9.5. Using Filter Initialization Parameters

With servlets and JSP pages, you can customize the initialization behavior by supply initialization parameters. For details, see Section 5.5 (Initializing and Preloading Servlets and JSP Pages). The reason this capability is useful is that there are three distinct groups that might want to customize the behavior of servlets or JSP pages:

  1. Developers. They customize the behavior by changing the code of the servlet or JSP page itself.

  2. End users. They customize the behavior by entering values in HTML forms.

  3. Deployers. This third group is the one served by initialization parameters. Members of this group are people who take existing Web applications (or individual servlets or JSP pages) and deploy them in a customized environment. They are not necessarily developers, so it is not realistic to expect them to modify the servlet and JSP code. Besides, you often omit the source code when distributing servlets. So, developers need a standard way to allow deployers to change servlet and JSP behavior.

If these capabilities are useful for servlets and JSP pages, you would expect them to also be useful for the filters that apply to servlets and JSP page. Indeed they are. However, since filters execute before the servlets or JSP pages to which they are attached, it is not normally possible for end users to customize filter behavior. Nevertheless, it is still useful to permit deployers (not just developers) to customize filter behavior by providing initialization parameters. This behavior is accomplished with the following steps.

1.
Define initialization parameters. Use the init-param subelement of filter in web.xml along with param-name and param-value subelements, as follows.
**********
(PROBLEM DESCRIPTION) Please pick up the section on filter initialization parameters after its final sentence and write the next part.

Source data:
**********
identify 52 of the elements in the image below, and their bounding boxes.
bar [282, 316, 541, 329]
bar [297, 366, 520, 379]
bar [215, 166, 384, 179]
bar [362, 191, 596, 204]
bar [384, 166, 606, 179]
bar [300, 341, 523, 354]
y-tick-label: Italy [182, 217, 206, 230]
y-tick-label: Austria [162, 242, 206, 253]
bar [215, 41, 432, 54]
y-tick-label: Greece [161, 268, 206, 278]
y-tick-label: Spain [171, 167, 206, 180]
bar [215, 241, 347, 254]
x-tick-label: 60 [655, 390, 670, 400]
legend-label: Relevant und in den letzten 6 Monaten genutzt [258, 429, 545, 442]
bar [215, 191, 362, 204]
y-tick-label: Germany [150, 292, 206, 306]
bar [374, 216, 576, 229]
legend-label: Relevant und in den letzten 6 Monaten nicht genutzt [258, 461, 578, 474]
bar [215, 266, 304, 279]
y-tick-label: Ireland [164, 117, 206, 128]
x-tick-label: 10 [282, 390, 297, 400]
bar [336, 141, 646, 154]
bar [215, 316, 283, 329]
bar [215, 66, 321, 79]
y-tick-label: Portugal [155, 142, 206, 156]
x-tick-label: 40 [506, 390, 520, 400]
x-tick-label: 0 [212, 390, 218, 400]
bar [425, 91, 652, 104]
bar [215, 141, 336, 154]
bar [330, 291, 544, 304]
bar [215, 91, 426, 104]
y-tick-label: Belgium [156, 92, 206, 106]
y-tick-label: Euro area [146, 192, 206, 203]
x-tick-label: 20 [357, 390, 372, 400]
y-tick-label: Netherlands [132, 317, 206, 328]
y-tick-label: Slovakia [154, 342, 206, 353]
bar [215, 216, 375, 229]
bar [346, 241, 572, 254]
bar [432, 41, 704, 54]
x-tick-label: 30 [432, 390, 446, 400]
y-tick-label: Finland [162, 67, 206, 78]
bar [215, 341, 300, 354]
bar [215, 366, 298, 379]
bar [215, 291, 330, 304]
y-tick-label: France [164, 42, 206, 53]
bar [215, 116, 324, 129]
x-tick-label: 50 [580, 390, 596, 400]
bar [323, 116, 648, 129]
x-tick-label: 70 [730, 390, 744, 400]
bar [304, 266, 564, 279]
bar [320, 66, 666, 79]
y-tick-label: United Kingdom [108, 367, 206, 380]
**********
(RESULT FOR THIS TASK)
<filter> 
  <filter-name>SomeFilter</filter-name> 
  <filter-class>somePackage.SomeFilterClass</filter-class> 
  <init-param>
								<param-name>param1</param-name>
								<param-value>value1</param-value>
								</init-param>
								<init-param>
								<param-name>param2</param-name>
								<param-value>value2</param-value>
								</init-param> 
</filter> 

2.
Read the initialization parameters. Call the getInitParameter method of FilterConfig from the init method of your filter, as follows.

public void init(FilterConfig config) 
    throws ServletException {
  String val1 = config.getInitParameter("param1"); 
  String val2 = config.getInitParameter("param2"); 
  ... 
} 

3.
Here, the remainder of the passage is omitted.